_Stated goal_. Copy out the data below as written; omit any images.

_Stored rows_.

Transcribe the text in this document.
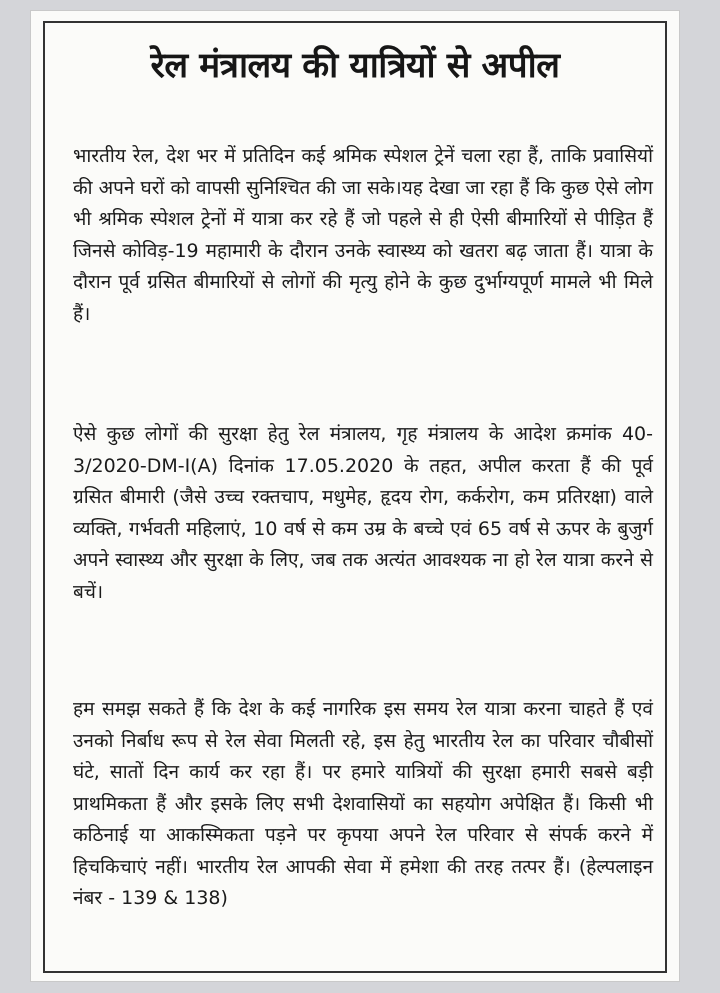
रेल मंत्रालय की यात्रियों से अपील

भारतीय रेल, देश भर में प्रतिदिन कई श्रमिक स्पेशल ट्रेनें चला रहा हैं, ताकि प्रवासियों की अपने घरों को वापसी सुनिश्चित की जा सके।यह देखा जा रहा हैं कि कुछ ऐसे लोग भी श्रमिक स्पेशल ट्रेनों में यात्रा कर रहे हैं जो पहले से ही ऐसी बीमारियों से पीड़ित हैं जिनसे कोविड़-19 महामारी के दौरान उनके स्वास्थ्य को खतरा बढ़ जाता हैं। यात्रा के दौरान पूर्व ग्रसित बीमारियों से लोगों की मृत्यु होने के कुछ दुर्भाग्यपूर्ण मामले भी मिले हैं।

ऐसे कुछ लोगों की सुरक्षा हेतु रेल मंत्रालय, गृह मंत्रालय के आदेश क्रमांक 40-3/2020-DM-I(A) दिनांक 17.05.2020 के तहत, अपील करता हैं की पूर्व ग्रसित बीमारी (जैसे उच्च रक्तचाप, मधुमेह, हृदय रोग, कर्करोग, कम प्रतिरक्षा) वाले व्यक्ति, गर्भवती महिलाएं, 10 वर्ष से कम उम्र के बच्चे एवं 65 वर्ष से ऊपर के बुजुर्ग अपने स्वास्थ्य और सुरक्षा के लिए, जब तक अत्यंत आवश्यक ना हो रेल यात्रा करने से बचें।

हम समझ सकते हैं कि देश के कई नागरिक इस समय रेल यात्रा करना चाहते हैं एवं उनको निर्बाध रूप से रेल सेवा मिलती रहे, इस हेतु भारतीय रेल का परिवार चौबीसों घंटे, सातों दिन कार्य कर रहा हैं। पर हमारे यात्रियों की सुरक्षा हमारी सबसे बड़ी प्राथमिकता हैं और इसके लिए सभी देशवासियों का सहयोग अपेक्षित हैं। किसी भी कठिनाई या आकस्मिकता पड़ने पर कृपया अपने रेल परिवार से संपर्क करने में हिचकिचाएं नहीं। भारतीय रेल आपकी सेवा में हमेशा की तरह तत्पर हैं। (हेल्पलाइन नंबर - 139 & 138)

_Result of the task_.
Transcribe the text in this document.
रेल मंत्रालय की यात्रियों से अपील

भारतीय रेल, देश भर में प्रतिदिन कई श्रमिक स्पेशल ट्रेनें चला रहा हैं, ताकि प्रवासियों की अपने घरों को वापसी सुनिश्चित की जा सके।यह देखा जा रहा हैं कि कुछ ऐसे लोग भी श्रमिक स्पेशल ट्रेनों में यात्रा कर रहे हैं जो पहले से ही ऐसी बीमारियों से पीड़ित हैं जिनसे कोविड़-19 महामारी के दौरान उनके स्वास्थ्य को खतरा बढ़ जाता हैं। यात्रा के दौरान पूर्व ग्रसित बीमारियों से लोगों की मृत्यु होने के कुछ दुर्भाग्यपूर्ण मामले भी मिले हैं।

ऐसे कुछ लोगों की सुरक्षा हेतु रेल मंत्रालय, गृह मंत्रालय के आदेश क्रमांक 40-3/2020-DM-I(A) दिनांक 17.05.2020 के तहत, अपील करता हैं की पूर्व ग्रसित बीमारी (जैसे उच्च रक्तचाप, मधुमेह, हृदय रोग, कर्करोग, कम प्रतिरक्षा) वाले व्यक्ति, गर्भवती महिलाएं, 10 वर्ष से कम उम्र के बच्चे एवं 65 वर्ष से ऊपर के बुजुर्ग अपने स्वास्थ्य और सुरक्षा के लिए, जब तक अत्यंत आवश्यक ना हो रेल यात्रा करने से बचें।

हम समझ सकते हैं कि देश के कई नागरिक इस समय रेल यात्रा करना चाहते हैं एवं उनको निर्बाध रूप से रेल सेवा मिलती रहे, इस हेतु भारतीय रेल का परिवार चौबीसों घंटे, सातों दिन कार्य कर रहा हैं। पर हमारे यात्रियों की सुरक्षा हमारी सबसे बड़ी प्राथमिकता हैं और इसके लिए सभी देशवासियों का सहयोग अपेक्षित हैं। किसी भी कठिनाई या आकस्मिकता पड़ने पर कृपया अपने रेल परिवार से संपर्क करने में हिचकिचाएं नहीं। भारतीय रेल आपकी सेवा में हमेशा की तरह तत्पर हैं। (हेल्पलाइन नंबर - 139 & 138)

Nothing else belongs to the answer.